The problem » Note each line of the listing that contains the string "WhatsApp", and copy it.

----- Exercise input -----

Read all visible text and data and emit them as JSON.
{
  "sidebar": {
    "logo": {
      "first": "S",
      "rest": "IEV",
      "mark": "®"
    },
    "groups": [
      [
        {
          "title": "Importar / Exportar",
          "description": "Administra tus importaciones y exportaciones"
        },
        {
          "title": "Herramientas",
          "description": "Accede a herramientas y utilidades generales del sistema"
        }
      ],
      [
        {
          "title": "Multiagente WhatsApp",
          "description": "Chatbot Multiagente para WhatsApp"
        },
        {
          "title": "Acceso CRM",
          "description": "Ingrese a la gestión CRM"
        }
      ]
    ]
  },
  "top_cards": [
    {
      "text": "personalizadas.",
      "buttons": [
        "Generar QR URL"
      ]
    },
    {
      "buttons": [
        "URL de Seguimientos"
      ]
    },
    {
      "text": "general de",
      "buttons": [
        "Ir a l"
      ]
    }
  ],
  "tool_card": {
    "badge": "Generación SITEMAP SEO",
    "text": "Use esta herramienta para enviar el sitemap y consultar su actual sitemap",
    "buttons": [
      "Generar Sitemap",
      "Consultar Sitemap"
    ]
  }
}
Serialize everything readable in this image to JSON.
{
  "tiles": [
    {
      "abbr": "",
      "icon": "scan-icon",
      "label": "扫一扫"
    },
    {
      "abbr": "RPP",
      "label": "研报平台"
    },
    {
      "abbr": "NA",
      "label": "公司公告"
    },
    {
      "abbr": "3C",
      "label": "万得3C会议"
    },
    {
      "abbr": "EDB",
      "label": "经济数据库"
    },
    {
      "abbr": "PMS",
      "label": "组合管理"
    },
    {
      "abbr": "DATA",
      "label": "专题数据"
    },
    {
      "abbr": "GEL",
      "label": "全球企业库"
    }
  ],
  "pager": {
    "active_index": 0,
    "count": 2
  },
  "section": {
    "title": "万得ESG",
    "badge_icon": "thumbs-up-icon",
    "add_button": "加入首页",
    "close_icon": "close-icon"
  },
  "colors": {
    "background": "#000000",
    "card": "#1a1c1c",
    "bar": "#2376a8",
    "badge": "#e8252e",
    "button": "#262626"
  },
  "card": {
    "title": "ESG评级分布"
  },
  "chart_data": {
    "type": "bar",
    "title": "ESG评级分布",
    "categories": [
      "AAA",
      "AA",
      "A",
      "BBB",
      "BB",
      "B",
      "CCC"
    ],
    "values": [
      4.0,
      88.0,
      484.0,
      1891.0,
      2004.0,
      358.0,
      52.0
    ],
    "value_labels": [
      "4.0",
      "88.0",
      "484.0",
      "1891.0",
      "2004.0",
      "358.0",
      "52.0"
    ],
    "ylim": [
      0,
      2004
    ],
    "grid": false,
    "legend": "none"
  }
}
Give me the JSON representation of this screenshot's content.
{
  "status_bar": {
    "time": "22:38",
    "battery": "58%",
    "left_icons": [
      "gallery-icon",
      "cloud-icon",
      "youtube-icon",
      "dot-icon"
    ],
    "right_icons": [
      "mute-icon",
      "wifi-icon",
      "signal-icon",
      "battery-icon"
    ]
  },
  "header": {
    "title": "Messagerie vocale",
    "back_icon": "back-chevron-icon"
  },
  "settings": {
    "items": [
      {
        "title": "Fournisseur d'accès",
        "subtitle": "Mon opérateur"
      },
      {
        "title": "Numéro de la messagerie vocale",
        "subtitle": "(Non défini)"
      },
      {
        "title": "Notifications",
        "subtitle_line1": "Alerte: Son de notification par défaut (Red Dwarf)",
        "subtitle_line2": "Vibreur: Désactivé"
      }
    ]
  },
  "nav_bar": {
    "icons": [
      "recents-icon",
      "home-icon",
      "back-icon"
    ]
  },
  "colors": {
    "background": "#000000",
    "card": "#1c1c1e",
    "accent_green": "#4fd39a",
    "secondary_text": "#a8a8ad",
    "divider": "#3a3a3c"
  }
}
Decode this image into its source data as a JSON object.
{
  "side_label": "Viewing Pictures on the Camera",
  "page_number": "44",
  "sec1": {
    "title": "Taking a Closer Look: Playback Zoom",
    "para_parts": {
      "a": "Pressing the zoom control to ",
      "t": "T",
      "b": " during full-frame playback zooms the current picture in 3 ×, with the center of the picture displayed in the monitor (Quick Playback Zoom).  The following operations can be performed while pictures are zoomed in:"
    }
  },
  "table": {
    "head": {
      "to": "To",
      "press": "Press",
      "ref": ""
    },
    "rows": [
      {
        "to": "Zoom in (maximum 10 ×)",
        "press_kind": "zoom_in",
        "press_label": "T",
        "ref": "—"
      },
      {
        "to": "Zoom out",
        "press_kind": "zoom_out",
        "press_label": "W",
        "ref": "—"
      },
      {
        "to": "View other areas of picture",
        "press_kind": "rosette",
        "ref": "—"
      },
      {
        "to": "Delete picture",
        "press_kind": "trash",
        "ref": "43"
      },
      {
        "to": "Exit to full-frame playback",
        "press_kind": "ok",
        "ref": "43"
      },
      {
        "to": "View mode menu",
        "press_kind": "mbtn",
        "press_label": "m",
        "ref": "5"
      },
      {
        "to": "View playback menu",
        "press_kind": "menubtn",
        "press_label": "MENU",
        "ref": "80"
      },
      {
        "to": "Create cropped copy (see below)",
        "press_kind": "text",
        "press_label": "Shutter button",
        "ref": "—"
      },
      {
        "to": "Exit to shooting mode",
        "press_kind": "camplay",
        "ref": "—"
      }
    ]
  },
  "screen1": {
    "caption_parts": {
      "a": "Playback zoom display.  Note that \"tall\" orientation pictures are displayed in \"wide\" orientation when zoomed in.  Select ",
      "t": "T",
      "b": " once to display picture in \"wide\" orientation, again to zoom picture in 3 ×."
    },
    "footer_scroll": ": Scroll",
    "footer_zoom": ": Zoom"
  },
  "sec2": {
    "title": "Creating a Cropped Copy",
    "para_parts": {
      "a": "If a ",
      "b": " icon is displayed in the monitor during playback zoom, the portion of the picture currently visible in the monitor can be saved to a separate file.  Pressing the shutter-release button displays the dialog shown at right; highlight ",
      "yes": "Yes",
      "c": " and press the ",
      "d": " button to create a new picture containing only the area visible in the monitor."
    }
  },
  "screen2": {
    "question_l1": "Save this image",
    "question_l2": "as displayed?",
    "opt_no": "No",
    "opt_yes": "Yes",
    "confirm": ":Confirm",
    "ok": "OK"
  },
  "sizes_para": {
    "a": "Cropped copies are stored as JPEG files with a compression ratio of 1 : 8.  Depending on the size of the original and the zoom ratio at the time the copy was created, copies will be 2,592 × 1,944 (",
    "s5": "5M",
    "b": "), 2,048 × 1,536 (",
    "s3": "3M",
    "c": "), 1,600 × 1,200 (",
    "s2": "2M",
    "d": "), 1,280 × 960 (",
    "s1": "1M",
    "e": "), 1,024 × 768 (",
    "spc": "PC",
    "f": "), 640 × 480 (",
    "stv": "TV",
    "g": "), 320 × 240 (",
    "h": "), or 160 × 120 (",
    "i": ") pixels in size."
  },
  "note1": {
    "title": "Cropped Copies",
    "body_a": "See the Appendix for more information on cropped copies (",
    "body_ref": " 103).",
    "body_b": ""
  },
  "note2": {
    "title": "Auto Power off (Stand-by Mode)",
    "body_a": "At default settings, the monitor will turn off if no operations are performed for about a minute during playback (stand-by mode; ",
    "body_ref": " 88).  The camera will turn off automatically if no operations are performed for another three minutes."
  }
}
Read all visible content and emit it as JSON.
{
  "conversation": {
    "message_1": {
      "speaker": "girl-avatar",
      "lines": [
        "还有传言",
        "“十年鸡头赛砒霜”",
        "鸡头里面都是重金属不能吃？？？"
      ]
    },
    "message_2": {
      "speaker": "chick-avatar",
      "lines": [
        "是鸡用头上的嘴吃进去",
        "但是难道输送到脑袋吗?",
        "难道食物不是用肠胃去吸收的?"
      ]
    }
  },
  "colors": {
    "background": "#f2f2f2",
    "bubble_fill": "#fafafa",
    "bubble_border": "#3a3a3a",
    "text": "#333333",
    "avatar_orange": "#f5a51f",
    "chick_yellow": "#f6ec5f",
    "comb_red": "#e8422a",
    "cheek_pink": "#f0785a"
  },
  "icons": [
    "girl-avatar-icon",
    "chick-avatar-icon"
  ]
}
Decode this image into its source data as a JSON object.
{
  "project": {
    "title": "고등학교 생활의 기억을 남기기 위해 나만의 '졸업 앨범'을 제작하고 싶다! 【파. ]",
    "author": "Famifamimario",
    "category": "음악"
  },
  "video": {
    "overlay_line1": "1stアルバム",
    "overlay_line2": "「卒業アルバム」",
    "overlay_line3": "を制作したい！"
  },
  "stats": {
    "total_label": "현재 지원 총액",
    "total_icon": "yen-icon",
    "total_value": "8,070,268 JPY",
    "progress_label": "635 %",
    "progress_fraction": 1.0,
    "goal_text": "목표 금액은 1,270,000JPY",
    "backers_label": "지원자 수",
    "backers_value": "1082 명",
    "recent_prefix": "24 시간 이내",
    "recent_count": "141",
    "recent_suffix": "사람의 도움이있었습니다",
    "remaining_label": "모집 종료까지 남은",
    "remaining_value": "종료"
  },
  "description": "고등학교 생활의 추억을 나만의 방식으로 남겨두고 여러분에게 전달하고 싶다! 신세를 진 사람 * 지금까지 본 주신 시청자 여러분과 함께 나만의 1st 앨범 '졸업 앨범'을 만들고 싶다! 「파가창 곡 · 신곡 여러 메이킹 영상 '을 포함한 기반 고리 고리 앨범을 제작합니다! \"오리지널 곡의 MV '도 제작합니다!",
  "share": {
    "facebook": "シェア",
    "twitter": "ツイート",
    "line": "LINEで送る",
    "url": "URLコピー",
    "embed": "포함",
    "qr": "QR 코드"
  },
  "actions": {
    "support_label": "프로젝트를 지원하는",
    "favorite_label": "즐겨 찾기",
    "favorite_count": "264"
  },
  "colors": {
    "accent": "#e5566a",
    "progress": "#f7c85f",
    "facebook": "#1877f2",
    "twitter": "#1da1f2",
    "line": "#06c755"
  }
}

-----

Expected answer »
          "title": "Multiagente WhatsApp",
          "description": "Chatbot Multiagente para WhatsApp"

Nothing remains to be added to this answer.